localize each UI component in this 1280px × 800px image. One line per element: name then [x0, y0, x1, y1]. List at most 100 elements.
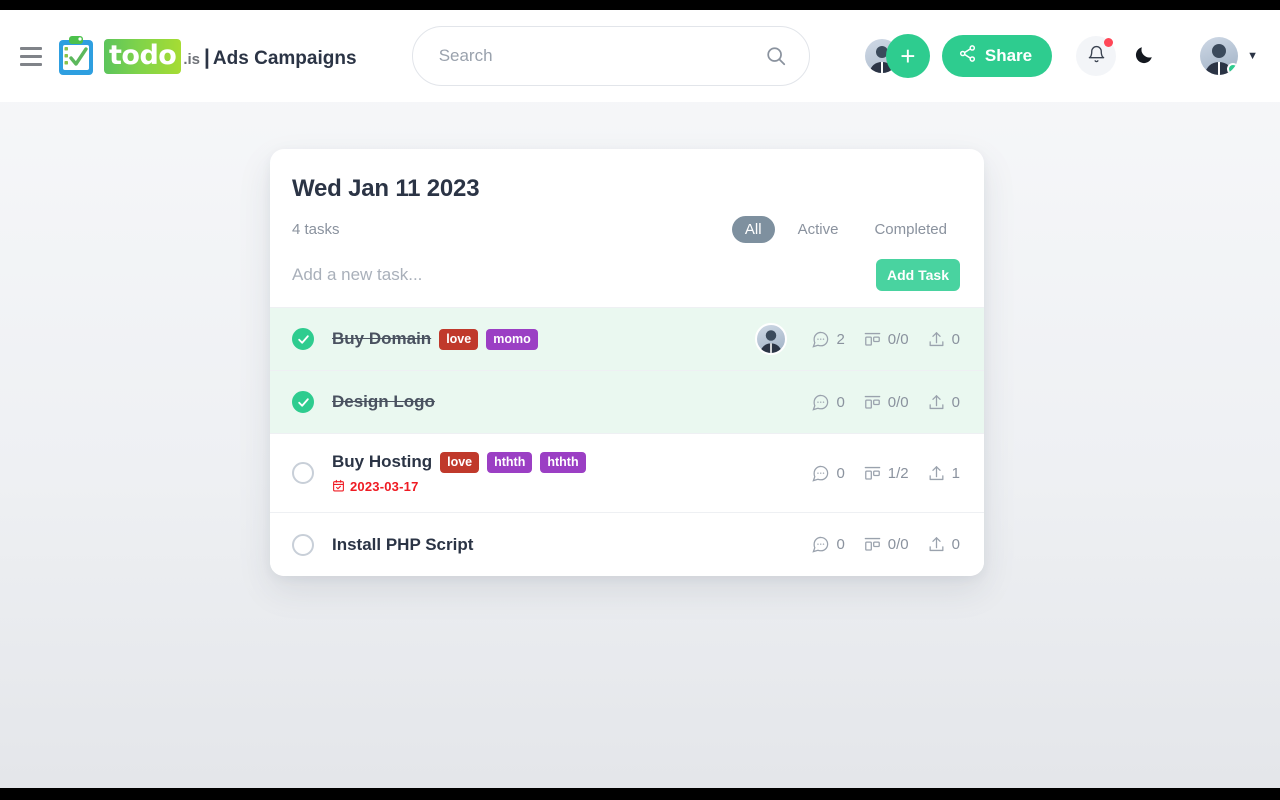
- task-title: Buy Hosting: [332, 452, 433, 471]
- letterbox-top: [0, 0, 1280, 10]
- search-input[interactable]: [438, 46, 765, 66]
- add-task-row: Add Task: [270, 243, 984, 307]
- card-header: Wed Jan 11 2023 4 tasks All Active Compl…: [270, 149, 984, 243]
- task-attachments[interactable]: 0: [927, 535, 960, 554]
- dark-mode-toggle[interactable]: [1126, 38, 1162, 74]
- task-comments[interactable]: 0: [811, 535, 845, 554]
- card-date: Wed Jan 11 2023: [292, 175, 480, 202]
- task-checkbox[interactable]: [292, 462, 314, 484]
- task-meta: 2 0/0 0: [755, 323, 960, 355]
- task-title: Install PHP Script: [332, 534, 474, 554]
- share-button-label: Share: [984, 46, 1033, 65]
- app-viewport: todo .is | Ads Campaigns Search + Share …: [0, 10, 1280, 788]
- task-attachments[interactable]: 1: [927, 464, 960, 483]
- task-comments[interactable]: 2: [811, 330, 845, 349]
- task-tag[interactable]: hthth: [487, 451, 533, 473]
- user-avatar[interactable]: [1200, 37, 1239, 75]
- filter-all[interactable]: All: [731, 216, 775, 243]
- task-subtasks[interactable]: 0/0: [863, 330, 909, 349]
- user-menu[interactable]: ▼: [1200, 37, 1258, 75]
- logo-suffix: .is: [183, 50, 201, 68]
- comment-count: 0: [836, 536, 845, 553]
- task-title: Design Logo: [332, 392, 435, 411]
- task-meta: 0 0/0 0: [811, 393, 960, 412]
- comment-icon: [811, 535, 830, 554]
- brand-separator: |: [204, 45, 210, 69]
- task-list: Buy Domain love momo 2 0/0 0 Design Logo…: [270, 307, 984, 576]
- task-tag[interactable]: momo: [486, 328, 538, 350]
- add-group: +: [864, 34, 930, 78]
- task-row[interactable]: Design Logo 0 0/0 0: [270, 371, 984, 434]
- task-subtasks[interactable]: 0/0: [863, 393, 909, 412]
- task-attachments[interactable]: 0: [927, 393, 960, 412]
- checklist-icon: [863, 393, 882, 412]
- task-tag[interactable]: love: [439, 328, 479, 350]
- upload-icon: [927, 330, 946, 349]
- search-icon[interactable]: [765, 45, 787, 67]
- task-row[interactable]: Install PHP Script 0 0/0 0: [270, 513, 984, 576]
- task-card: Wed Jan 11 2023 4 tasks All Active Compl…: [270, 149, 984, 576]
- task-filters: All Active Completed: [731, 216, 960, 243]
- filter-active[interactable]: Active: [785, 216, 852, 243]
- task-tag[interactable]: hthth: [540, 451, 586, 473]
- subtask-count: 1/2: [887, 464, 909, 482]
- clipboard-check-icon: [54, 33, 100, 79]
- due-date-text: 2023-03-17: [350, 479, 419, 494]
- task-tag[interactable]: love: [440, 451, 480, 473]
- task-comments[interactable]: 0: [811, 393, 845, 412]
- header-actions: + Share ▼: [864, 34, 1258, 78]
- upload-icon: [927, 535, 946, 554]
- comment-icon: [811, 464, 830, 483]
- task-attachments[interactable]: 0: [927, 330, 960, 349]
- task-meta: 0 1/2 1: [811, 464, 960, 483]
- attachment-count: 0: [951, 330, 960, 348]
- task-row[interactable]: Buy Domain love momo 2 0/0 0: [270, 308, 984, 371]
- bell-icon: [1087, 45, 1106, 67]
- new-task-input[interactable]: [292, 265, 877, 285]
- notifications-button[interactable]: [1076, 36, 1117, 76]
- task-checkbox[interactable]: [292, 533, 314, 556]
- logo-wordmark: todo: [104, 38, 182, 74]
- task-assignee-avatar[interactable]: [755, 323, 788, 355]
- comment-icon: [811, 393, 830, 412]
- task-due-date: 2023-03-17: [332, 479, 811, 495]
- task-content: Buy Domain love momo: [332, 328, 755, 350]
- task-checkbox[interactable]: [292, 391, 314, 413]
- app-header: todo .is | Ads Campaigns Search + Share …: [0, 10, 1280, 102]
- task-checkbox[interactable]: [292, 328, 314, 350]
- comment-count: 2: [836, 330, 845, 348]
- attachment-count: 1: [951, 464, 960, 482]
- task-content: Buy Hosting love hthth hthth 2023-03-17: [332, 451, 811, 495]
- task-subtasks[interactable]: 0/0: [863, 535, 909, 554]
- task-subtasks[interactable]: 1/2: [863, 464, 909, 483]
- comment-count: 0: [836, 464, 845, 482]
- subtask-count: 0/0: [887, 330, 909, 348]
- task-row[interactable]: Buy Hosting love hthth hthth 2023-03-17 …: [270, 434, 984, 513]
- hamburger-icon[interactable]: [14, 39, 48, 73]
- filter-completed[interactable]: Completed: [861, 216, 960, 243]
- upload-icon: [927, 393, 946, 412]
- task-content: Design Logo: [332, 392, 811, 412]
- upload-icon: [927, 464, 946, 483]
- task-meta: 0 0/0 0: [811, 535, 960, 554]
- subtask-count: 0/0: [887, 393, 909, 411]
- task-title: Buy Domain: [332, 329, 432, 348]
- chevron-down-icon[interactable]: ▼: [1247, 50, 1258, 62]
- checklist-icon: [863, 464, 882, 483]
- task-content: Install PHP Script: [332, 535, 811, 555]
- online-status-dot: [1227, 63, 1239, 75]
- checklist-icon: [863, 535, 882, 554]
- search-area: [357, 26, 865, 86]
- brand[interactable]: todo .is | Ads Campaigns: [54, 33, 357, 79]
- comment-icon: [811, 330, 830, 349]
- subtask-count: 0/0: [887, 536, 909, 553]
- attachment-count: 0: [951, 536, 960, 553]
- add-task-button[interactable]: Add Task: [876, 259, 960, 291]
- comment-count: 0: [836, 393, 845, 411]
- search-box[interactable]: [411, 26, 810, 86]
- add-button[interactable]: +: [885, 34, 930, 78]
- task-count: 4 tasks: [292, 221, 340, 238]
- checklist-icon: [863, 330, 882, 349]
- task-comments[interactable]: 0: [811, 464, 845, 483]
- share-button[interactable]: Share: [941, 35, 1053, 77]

::::::::

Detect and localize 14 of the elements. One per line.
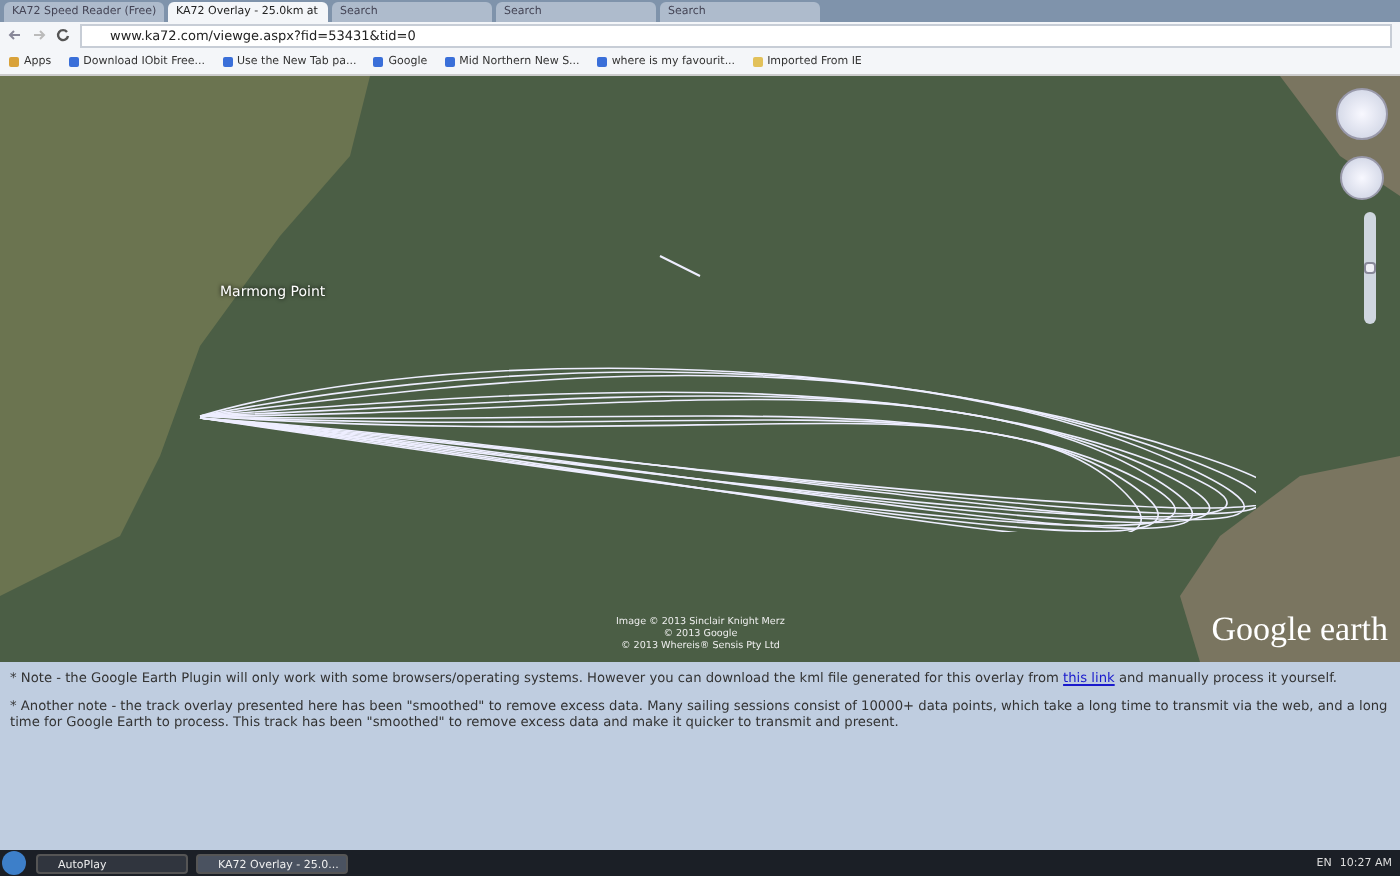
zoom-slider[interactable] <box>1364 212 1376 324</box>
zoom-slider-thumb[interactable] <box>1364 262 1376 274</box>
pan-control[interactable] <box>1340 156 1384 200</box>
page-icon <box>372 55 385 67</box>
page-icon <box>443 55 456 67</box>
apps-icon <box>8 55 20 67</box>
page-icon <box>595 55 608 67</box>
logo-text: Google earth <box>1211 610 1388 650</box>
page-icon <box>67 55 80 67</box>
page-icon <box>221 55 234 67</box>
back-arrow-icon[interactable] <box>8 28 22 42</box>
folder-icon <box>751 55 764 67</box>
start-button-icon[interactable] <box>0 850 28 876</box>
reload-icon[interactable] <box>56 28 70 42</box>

::::::::

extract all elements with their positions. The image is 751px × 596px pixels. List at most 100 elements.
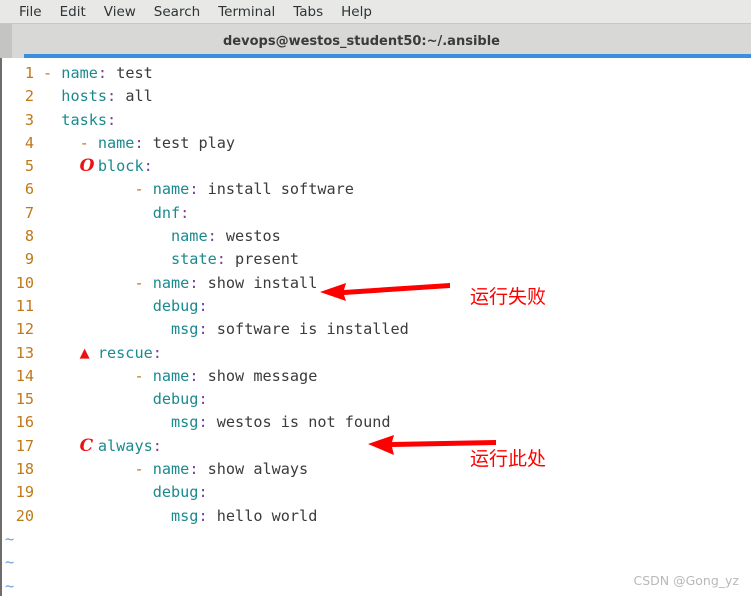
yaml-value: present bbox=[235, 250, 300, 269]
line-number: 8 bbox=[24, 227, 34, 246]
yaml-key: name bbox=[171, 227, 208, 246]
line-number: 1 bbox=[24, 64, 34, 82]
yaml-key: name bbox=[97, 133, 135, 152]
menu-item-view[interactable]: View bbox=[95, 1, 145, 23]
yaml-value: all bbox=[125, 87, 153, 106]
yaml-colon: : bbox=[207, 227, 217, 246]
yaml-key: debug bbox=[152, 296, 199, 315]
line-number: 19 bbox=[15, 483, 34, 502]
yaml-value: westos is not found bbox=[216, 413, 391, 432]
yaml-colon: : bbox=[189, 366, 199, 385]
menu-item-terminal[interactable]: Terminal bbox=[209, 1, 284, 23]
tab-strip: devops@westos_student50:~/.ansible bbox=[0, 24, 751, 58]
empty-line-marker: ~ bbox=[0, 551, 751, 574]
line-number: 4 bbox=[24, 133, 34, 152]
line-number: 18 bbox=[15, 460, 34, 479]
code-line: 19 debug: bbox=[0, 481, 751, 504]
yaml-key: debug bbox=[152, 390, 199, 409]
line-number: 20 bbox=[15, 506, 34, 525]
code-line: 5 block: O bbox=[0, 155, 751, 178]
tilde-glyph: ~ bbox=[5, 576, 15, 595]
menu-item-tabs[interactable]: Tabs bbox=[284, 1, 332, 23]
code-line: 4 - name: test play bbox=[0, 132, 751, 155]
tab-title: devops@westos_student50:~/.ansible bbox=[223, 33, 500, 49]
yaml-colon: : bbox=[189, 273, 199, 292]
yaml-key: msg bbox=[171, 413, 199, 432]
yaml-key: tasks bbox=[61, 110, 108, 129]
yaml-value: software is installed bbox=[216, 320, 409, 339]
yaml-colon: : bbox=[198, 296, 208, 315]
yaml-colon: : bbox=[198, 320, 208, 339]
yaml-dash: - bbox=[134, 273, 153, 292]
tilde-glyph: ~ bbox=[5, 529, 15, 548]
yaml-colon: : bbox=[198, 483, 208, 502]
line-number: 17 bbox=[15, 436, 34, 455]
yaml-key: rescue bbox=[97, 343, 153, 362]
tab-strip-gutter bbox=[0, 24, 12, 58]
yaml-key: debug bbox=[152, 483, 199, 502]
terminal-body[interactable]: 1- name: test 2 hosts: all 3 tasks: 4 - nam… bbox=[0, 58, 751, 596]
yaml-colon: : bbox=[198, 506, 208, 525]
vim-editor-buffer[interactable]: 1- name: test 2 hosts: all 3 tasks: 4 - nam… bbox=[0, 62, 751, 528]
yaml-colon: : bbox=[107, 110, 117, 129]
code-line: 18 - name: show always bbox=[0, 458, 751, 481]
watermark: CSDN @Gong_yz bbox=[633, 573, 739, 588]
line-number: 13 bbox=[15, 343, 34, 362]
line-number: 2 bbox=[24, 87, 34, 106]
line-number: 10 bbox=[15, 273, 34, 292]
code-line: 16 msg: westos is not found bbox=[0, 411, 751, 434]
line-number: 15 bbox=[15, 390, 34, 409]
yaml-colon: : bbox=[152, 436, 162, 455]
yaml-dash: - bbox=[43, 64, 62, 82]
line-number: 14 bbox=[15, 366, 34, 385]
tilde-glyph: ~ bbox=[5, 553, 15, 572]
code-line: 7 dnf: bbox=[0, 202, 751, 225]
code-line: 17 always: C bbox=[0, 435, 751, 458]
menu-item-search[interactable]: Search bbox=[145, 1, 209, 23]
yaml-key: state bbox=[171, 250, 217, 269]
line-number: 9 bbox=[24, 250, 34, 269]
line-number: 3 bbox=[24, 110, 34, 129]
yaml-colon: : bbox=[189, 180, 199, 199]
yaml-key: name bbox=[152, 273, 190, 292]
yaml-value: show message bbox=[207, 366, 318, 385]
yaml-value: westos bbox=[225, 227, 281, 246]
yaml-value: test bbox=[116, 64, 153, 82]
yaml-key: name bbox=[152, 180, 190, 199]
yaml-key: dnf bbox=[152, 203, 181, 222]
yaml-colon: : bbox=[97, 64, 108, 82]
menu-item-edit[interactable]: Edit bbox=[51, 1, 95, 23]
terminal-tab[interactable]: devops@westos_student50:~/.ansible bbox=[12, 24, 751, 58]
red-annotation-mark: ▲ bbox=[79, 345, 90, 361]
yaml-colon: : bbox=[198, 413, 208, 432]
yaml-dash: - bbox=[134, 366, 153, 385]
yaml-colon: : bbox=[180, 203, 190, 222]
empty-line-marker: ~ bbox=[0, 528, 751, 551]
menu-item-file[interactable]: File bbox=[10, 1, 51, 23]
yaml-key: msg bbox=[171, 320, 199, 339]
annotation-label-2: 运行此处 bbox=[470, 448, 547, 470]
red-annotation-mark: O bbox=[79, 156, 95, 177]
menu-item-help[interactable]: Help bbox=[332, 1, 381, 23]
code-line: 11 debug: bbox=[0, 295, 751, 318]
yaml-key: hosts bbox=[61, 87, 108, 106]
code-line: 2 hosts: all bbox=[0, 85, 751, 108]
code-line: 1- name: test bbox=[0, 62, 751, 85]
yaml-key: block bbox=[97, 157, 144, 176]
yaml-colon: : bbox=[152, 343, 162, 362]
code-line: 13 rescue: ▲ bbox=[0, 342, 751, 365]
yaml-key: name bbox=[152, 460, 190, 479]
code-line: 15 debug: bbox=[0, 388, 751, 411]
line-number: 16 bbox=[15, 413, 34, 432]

::::::::

Rewrite the records starting at the line containing "yaml-value: present bbox=[235, 250, 300, 269]" and ending at the line containing "yaml-colon: : bbox=[207, 227, 217, 246]" as a numbered list, leaving out any blank lines.

■ Task output
1. yaml-value: present bbox=[235, 250, 300, 269]
2. line-number: 8 bbox=[24, 227, 34, 246]
3. yaml-key: name bbox=[171, 227, 208, 246]
4. line-number: 1 bbox=[24, 64, 34, 82]
5. yaml-key: name bbox=[97, 133, 135, 152]
6. menu-item-view[interactable]: View bbox=[95, 1, 145, 23]
7. yaml-value: all bbox=[125, 87, 153, 106]
8. yaml-colon: : bbox=[207, 227, 217, 246]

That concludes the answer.